Extracted entries >>

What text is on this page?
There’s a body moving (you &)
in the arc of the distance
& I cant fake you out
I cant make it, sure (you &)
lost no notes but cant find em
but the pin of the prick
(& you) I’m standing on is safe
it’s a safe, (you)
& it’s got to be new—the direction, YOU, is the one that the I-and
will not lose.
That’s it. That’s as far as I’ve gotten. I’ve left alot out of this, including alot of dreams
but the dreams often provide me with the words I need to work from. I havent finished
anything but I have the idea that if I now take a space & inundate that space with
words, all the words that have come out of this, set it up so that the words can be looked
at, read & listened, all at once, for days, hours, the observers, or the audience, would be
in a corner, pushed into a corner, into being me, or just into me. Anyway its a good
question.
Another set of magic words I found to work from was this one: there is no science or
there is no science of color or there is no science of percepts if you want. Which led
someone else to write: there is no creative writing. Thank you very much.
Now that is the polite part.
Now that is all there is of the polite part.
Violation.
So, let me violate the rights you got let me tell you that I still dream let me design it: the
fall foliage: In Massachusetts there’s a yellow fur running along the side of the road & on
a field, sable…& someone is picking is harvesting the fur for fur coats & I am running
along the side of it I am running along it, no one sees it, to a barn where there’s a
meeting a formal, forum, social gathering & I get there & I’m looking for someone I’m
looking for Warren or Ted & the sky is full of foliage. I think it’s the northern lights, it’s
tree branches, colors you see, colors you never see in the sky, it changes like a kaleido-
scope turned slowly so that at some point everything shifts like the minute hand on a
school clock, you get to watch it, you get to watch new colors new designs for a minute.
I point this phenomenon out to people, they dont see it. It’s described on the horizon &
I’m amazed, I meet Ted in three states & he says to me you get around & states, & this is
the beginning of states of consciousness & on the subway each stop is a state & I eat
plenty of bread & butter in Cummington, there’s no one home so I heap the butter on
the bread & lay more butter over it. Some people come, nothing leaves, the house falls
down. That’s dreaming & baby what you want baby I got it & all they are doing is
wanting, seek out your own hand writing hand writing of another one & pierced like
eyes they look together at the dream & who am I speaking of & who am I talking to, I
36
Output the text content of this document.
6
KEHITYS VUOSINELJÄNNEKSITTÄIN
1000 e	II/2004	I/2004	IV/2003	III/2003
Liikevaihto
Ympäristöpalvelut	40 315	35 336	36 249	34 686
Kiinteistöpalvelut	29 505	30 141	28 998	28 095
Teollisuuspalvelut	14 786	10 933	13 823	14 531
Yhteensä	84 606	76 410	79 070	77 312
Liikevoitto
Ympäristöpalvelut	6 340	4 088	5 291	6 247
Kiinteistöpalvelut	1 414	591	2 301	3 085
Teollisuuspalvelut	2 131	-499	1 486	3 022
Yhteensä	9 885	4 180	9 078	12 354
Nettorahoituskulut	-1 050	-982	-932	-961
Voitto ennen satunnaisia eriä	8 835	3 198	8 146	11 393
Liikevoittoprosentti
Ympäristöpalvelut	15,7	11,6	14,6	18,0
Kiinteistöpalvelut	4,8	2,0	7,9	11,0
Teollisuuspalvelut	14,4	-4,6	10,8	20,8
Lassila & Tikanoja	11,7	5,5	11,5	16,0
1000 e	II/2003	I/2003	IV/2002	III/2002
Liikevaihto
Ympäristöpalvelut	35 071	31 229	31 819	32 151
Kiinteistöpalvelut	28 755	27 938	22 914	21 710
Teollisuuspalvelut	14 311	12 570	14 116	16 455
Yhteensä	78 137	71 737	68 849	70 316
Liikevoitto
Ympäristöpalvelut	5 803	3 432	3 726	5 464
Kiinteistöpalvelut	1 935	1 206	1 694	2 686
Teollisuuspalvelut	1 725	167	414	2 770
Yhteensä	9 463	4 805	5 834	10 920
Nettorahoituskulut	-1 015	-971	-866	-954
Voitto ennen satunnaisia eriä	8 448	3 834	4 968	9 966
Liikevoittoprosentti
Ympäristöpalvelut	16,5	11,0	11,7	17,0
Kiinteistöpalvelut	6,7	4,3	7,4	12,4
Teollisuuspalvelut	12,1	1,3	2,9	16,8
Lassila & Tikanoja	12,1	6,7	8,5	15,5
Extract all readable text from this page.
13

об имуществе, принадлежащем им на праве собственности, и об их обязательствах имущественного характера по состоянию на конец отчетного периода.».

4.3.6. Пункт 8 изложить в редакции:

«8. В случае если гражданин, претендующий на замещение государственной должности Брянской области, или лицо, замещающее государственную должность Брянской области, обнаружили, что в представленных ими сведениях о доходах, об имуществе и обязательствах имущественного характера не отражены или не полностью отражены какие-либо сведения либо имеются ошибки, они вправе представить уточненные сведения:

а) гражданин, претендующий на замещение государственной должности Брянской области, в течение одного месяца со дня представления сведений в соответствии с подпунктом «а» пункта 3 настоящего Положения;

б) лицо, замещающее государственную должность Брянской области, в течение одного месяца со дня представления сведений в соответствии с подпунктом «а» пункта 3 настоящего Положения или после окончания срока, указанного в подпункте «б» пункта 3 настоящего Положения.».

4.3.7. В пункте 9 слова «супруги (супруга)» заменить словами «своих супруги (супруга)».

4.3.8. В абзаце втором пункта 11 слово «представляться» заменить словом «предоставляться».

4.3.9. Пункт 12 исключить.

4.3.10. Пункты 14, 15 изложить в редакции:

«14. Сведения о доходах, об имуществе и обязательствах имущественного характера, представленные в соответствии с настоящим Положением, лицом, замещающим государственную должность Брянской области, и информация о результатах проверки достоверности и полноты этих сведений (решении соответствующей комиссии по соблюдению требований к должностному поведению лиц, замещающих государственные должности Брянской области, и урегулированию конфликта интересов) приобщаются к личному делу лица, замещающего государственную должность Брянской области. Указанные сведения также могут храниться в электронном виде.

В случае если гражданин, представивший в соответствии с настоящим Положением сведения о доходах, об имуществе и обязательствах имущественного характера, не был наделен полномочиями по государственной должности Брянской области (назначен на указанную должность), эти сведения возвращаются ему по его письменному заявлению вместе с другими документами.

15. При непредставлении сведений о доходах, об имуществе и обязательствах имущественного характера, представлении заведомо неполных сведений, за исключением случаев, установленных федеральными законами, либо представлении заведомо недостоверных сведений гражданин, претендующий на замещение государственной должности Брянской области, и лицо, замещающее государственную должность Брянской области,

What to work on >> Copy every record exactly, with nothing added or dropped.

Response to the task >>
What text is on this page?
There’s a body moving (you &)
in the arc of the distance
& I cant fake you out
I cant make it, sure (you &)
lost no notes but cant find em
but the pin of the prick
(& you) I’m standing on is safe
it’s a safe, (you)
& it’s got to be new—the direction, YOU, is the one that the I-and
will not lose.
That’s it. That’s as far as I’ve gotten. I’ve left alot out of this, including alot of dreams
but the dreams often provide me with the words I need to work from. I havent finished
anything but I have the idea that if I now take a space & inundate that space with
words, all the words that have come out of this, set it up so that the words can be looked
at, read & listened, all at once, for days, hours, the observers, or the audience, would be
in a corner, pushed into a corner, into being me, or just into me. Anyway its a good
question.
Another set of magic words I found to work from was this one: there is no science or
there is no science of color or there is no science of percepts if you want. Which led
someone else to write: there is no creative writing. Thank you very much.
Now that is the polite part.
Now that is all there is of the polite part.
Violation.
So, let me violate the rights you got let me tell you that I still dream let me design it: the
fall foliage: In Massachusetts there’s a yellow fur running along the side of the road & on
a field, sable…& someone is picking is harvesting the fur for fur coats & I am running
along the side of it I am running along it, no one sees it, to a barn where there’s a
meeting a formal, forum, social gathering & I get there & I’m looking for someone I’m
looking for Warren or Ted & the sky is full of foliage. I think it’s the northern lights, it’s
tree branches, colors you see, colors you never see in the sky, it changes like a kaleido-
scope turned slowly so that at some point everything shifts like the minute hand on a
school clock, you get to watch it, you get to watch new colors new designs for a minute.
I point this phenomenon out to people, they dont see it. It’s described on the horizon &
I’m amazed, I meet Ted in three states & he says to me you get around & states, & this is
the beginning of states of consciousness & on the subway each stop is a state & I eat
plenty of bread & butter in Cummington, there’s no one home so I heap the butter on
the bread & lay more butter over it. Some people come, nothing leaves, the house falls
down. That’s dreaming & baby what you want baby I got it & all they are doing is
wanting, seek out your own hand writing hand writing of another one & pierced like
eyes they look together at the dream & who am I speaking of & who am I talking to, I
36
Output the text content of this document.
6
KEHITYS VUOSINELJÄNNEKSITTÄIN
1000 e	II/2004	I/2004	IV/2003	III/2003
Liikevaihto
Ympäristöpalvelut	40 315	35 336	36 249	34 686
Kiinteistöpalvelut	29 505	30 141	28 998	28 095
Teollisuuspalvelut	14 786	10 933	13 823	14 531
Yhteensä	84 606	76 410	79 070	77 312
Liikevoitto
Ympäristöpalvelut	6 340	4 088	5 291	6 247
Kiinteistöpalvelut	1 414	591	2 301	3 085
Teollisuuspalvelut	2 131	-499	1 486	3 022
Yhteensä	9 885	4 180	9 078	12 354
Nettorahoituskulut	-1 050	-982	-932	-961
Voitto ennen satunnaisia eriä	8 835	3 198	8 146	11 393
Liikevoittoprosentti
Ympäristöpalvelut	15,7	11,6	14,6	18,0
Kiinteistöpalvelut	4,8	2,0	7,9	11,0
Teollisuuspalvelut	14,4	-4,6	10,8	20,8
Lassila & Tikanoja	11,7	5,5	11,5	16,0
1000 e	II/2003	I/2003	IV/2002	III/2002
Liikevaihto
Ympäristöpalvelut	35 071	31 229	31 819	32 151
Kiinteistöpalvelut	28 755	27 938	22 914	21 710
Teollisuuspalvelut	14 311	12 570	14 116	16 455
Yhteensä	78 137	71 737	68 849	70 316
Liikevoitto
Ympäristöpalvelut	5 803	3 432	3 726	5 464
Kiinteistöpalvelut	1 935	1 206	1 694	2 686
Teollisuuspalvelut	1 725	167	414	2 770
Yhteensä	9 463	4 805	5 834	10 920
Nettorahoituskulut	-1 015	-971	-866	-954
Voitto ennen satunnaisia eriä	8 448	3 834	4 968	9 966
Liikevoittoprosentti
Ympäristöpalvelut	16,5	11,0	11,7	17,0
Kiinteistöpalvelut	6,7	4,3	7,4	12,4
Teollisuuspalvelut	12,1	1,3	2,9	16,8
Lassila & Tikanoja	12,1	6,7	8,5	15,5
Extract all readable text from this page.
13

об имуществе, принадлежащем им на праве собственности, и об их обязательствах имущественного характера по состоянию на конец отчетного периода.».

4.3.6. Пункт 8 изложить в редакции:

«8. В случае если гражданин, претендующий на замещение государственной должности Брянской области, или лицо, замещающее государственную должность Брянской области, обнаружили, что в представленных ими сведениях о доходах, об имуществе и обязательствах имущественного характера не отражены или не полностью отражены какие-либо сведения либо имеются ошибки, они вправе представить уточненные сведения:

а) гражданин, претендующий на замещение государственной должности Брянской области, в течение одного месяца со дня представления сведений в соответствии с подпунктом «а» пункта 3 настоящего Положения;

б) лицо, замещающее государственную должность Брянской области, в течение одного месяца со дня представления сведений в соответствии с подпунктом «а» пункта 3 настоящего Положения или после окончания срока, указанного в подпункте «б» пункта 3 настоящего Положения.».

4.3.7. В пункте 9 слова «супруги (супруга)» заменить словами «своих супруги (супруга)».

4.3.8. В абзаце втором пункта 11 слово «представляться» заменить словом «предоставляться».

4.3.9. Пункт 12 исключить.

4.3.10. Пункты 14, 15 изложить в редакции:

«14. Сведения о доходах, об имуществе и обязательствах имущественного характера, представленные в соответствии с настоящим Положением, лицом, замещающим государственную должность Брянской области, и информация о результатах проверки достоверности и полноты этих сведений (решении соответствующей комиссии по соблюдению требований к должностному поведению лиц, замещающих государственные должности Брянской области, и урегулированию конфликта интересов) приобщаются к личному делу лица, замещающего государственную должность Брянской области. Указанные сведения также могут храниться в электронном виде.

В случае если гражданин, представивший в соответствии с настоящим Положением сведения о доходах, об имуществе и обязательствах имущественного характера, не был наделен полномочиями по государственной должности Брянской области (назначен на указанную должность), эти сведения возвращаются ему по его письменному заявлению вместе с другими документами.

15. При непредставлении сведений о доходах, об имуществе и обязательствах имущественного характера, представлении заведомо неполных сведений, за исключением случаев, установленных федеральными законами, либо представлении заведомо недостоверных сведений гражданин, претендующий на замещение государственной должности Брянской области, и лицо, замещающее государственную должность Брянской области,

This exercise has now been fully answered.